+++ Data supplied +++

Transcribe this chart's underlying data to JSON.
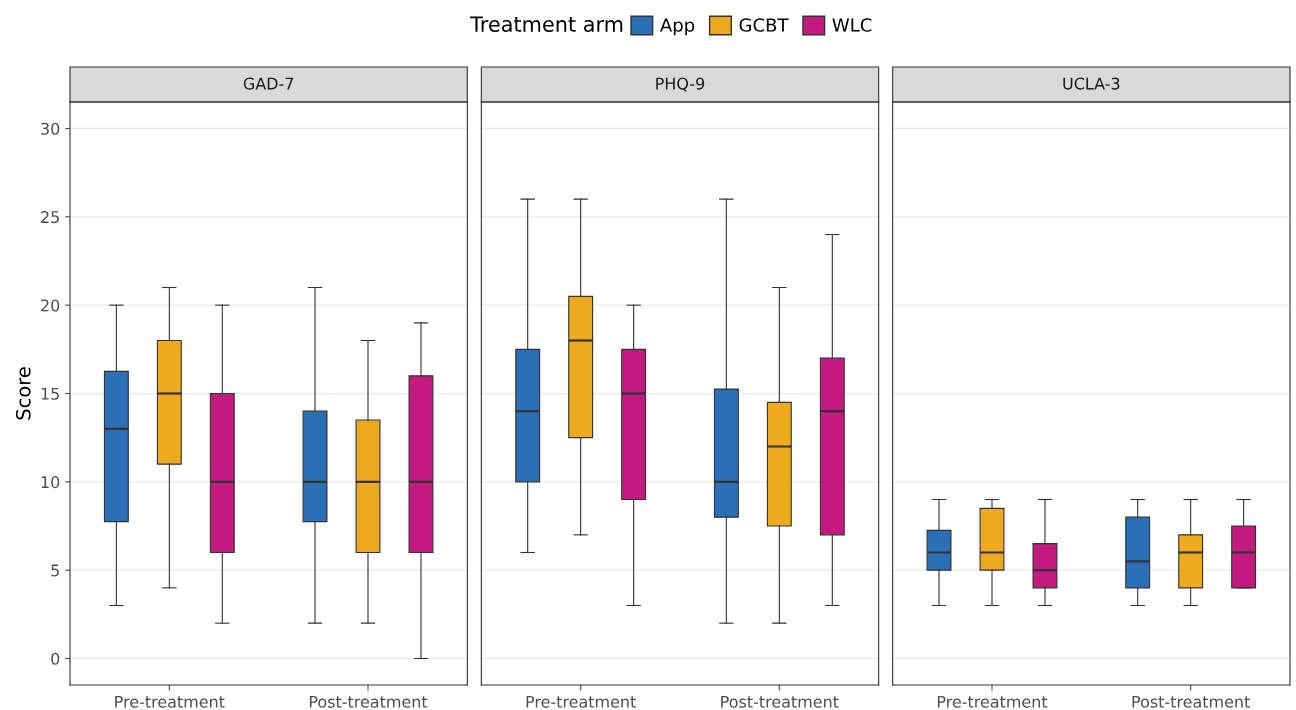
{
  "chart_data": [
    {
      "type": "box",
      "title": "GAD-7",
      "ylabel": "Score",
      "legend_title": "Treatment arm",
      "legend": "top",
      "grid": "y",
      "categories": [
        "Pre-treatment",
        "Post-treatment"
      ],
      "ylim": [
        -1.5,
        31.5
      ],
      "yticks": [
        0,
        5,
        10,
        15,
        20,
        25,
        30
      ],
      "series": [
        {
          "name": "App",
          "color": "#2b6fb6",
          "boxes": [
            {
              "low": 3,
              "q1": 7.75,
              "median": 13,
              "q3": 16.25,
              "high": 20
            },
            {
              "low": 2,
              "q1": 7.75,
              "median": 10,
              "q3": 14,
              "high": 21
            }
          ]
        },
        {
          "name": "GCBT",
          "color": "#eeaa1f",
          "boxes": [
            {
              "low": 4,
              "q1": 11,
              "median": 15,
              "q3": 18,
              "high": 21
            },
            {
              "low": 2,
              "q1": 6,
              "median": 10,
              "q3": 13.5,
              "high": 18
            }
          ]
        },
        {
          "name": "WLC",
          "color": "#c41a80",
          "boxes": [
            {
              "low": 2,
              "q1": 6,
              "median": 10,
              "q3": 15,
              "high": 20
            },
            {
              "low": 0,
              "q1": 6,
              "median": 10,
              "q3": 16,
              "high": 19
            }
          ]
        }
      ]
    },
    {
      "type": "box",
      "title": "PHQ-9",
      "grid": "y",
      "tick_labels": "x",
      "categories": [
        "Pre-treatment",
        "Post-treatment"
      ],
      "ylim": [
        -1.5,
        31.5
      ],
      "series": [
        {
          "name": "App",
          "color": "#2b6fb6",
          "boxes": [
            {
              "low": 6,
              "q1": 10,
              "median": 14,
              "q3": 17.5,
              "high": 26
            },
            {
              "low": 2,
              "q1": 8,
              "median": 10,
              "q3": 15.25,
              "high": 26
            }
          ]
        },
        {
          "name": "GCBT",
          "color": "#eeaa1f",
          "boxes": [
            {
              "low": 7,
              "q1": 12.5,
              "median": 18,
              "q3": 20.5,
              "high": 26
            },
            {
              "low": 2,
              "q1": 7.5,
              "median": 12,
              "q3": 14.5,
              "high": 21
            }
          ]
        },
        {
          "name": "WLC",
          "color": "#c41a80",
          "boxes": [
            {
              "low": 3,
              "q1": 9,
              "median": 15,
              "q3": 17.5,
              "high": 20
            },
            {
              "low": 3,
              "q1": 7,
              "median": 14,
              "q3": 17,
              "high": 24
            }
          ]
        }
      ]
    },
    {
      "type": "box",
      "title": "UCLA-3",
      "grid": "y",
      "tick_labels": "x",
      "categories": [
        "Pre-treatment",
        "Post-treatment"
      ],
      "ylim": [
        -1.5,
        31.5
      ],
      "series": [
        {
          "name": "App",
          "color": "#2b6fb6",
          "boxes": [
            {
              "low": 3,
              "q1": 5,
              "median": 6,
              "q3": 7.25,
              "high": 9
            },
            {
              "low": 3,
              "q1": 4,
              "median": 5.5,
              "q3": 8,
              "high": 9
            }
          ]
        },
        {
          "name": "GCBT",
          "color": "#eeaa1f",
          "boxes": [
            {
              "low": 3,
              "q1": 5,
              "median": 6,
              "q3": 8.5,
              "high": 9
            },
            {
              "low": 3,
              "q1": 4,
              "median": 6,
              "q3": 7,
              "high": 9
            }
          ]
        },
        {
          "name": "WLC",
          "color": "#c41a80",
          "boxes": [
            {
              "low": 3,
              "q1": 4,
              "median": 5,
              "q3": 6.5,
              "high": 9
            },
            {
              "low": 4,
              "q1": 4,
              "median": 6,
              "q3": 7.5,
              "high": 9
            }
          ]
        }
      ]
    }
  ]
}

+++

Problem description:
Reproduce the entries above word for word. Pictures stay out.

Solution for this problem:
Transcribe this chart's underlying data to JSON.
{
  "chart_data": [
    {
      "type": "box",
      "title": "GAD-7",
      "ylabel": "Score",
      "legend_title": "Treatment arm",
      "legend": "top",
      "grid": "y",
      "categories": [
        "Pre-treatment",
        "Post-treatment"
      ],
      "ylim": [
        -1.5,
        31.5
      ],
      "yticks": [
        0,
        5,
        10,
        15,
        20,
        25,
        30
      ],
      "series": [
        {
          "name": "App",
          "color": "#2b6fb6",
          "boxes": [
            {
              "low": 3,
              "q1": 7.75,
              "median": 13,
              "q3": 16.25,
              "high": 20
            },
            {
              "low": 2,
              "q1": 7.75,
              "median": 10,
              "q3": 14,
              "high": 21
            }
          ]
        },
        {
          "name": "GCBT",
          "color": "#eeaa1f",
          "boxes": [
            {
              "low": 4,
              "q1": 11,
              "median": 15,
              "q3": 18,
              "high": 21
            },
            {
              "low": 2,
              "q1": 6,
              "median": 10,
              "q3": 13.5,
              "high": 18
            }
          ]
        },
        {
          "name": "WLC",
          "color": "#c41a80",
          "boxes": [
            {
              "low": 2,
              "q1": 6,
              "median": 10,
              "q3": 15,
              "high": 20
            },
            {
              "low": 0,
              "q1": 6,
              "median": 10,
              "q3": 16,
              "high": 19
            }
          ]
        }
      ]
    },
    {
      "type": "box",
      "title": "PHQ-9",
      "grid": "y",
      "tick_labels": "x",
      "categories": [
        "Pre-treatment",
        "Post-treatment"
      ],
      "ylim": [
        -1.5,
        31.5
      ],
      "series": [
        {
          "name": "App",
          "color": "#2b6fb6",
          "boxes": [
            {
              "low": 6,
              "q1": 10,
              "median": 14,
              "q3": 17.5,
              "high": 26
            },
            {
              "low": 2,
              "q1": 8,
              "median": 10,
              "q3": 15.25,
              "high": 26
            }
          ]
        },
        {
          "name": "GCBT",
          "color": "#eeaa1f",
          "boxes": [
            {
              "low": 7,
              "q1": 12.5,
              "median": 18,
              "q3": 20.5,
              "high": 26
            },
            {
              "low": 2,
              "q1": 7.5,
              "median": 12,
              "q3": 14.5,
              "high": 21
            }
          ]
        },
        {
          "name": "WLC",
          "color": "#c41a80",
          "boxes": [
            {
              "low": 3,
              "q1": 9,
              "median": 15,
              "q3": 17.5,
              "high": 20
            },
            {
              "low": 3,
              "q1": 7,
              "median": 14,
              "q3": 17,
              "high": 24
            }
          ]
        }
      ]
    },
    {
      "type": "box",
      "title": "UCLA-3",
      "grid": "y",
      "tick_labels": "x",
      "categories": [
        "Pre-treatment",
        "Post-treatment"
      ],
      "ylim": [
        -1.5,
        31.5
      ],
      "series": [
        {
          "name": "App",
          "color": "#2b6fb6",
          "boxes": [
            {
              "low": 3,
              "q1": 5,
              "median": 6,
              "q3": 7.25,
              "high": 9
            },
            {
              "low": 3,
              "q1": 4,
              "median": 5.5,
              "q3": 8,
              "high": 9
            }
          ]
        },
        {
          "name": "GCBT",
          "color": "#eeaa1f",
          "boxes": [
            {
              "low": 3,
              "q1": 5,
              "median": 6,
              "q3": 8.5,
              "high": 9
            },
            {
              "low": 3,
              "q1": 4,
              "median": 6,
              "q3": 7,
              "high": 9
            }
          ]
        },
        {
          "name": "WLC",
          "color": "#c41a80",
          "boxes": [
            {
              "low": 3,
              "q1": 4,
              "median": 5,
              "q3": 6.5,
              "high": 9
            },
            {
              "low": 4,
              "q1": 4,
              "median": 6,
              "q3": 7.5,
              "high": 9
            }
          ]
        }
      ]
    }
  ]
}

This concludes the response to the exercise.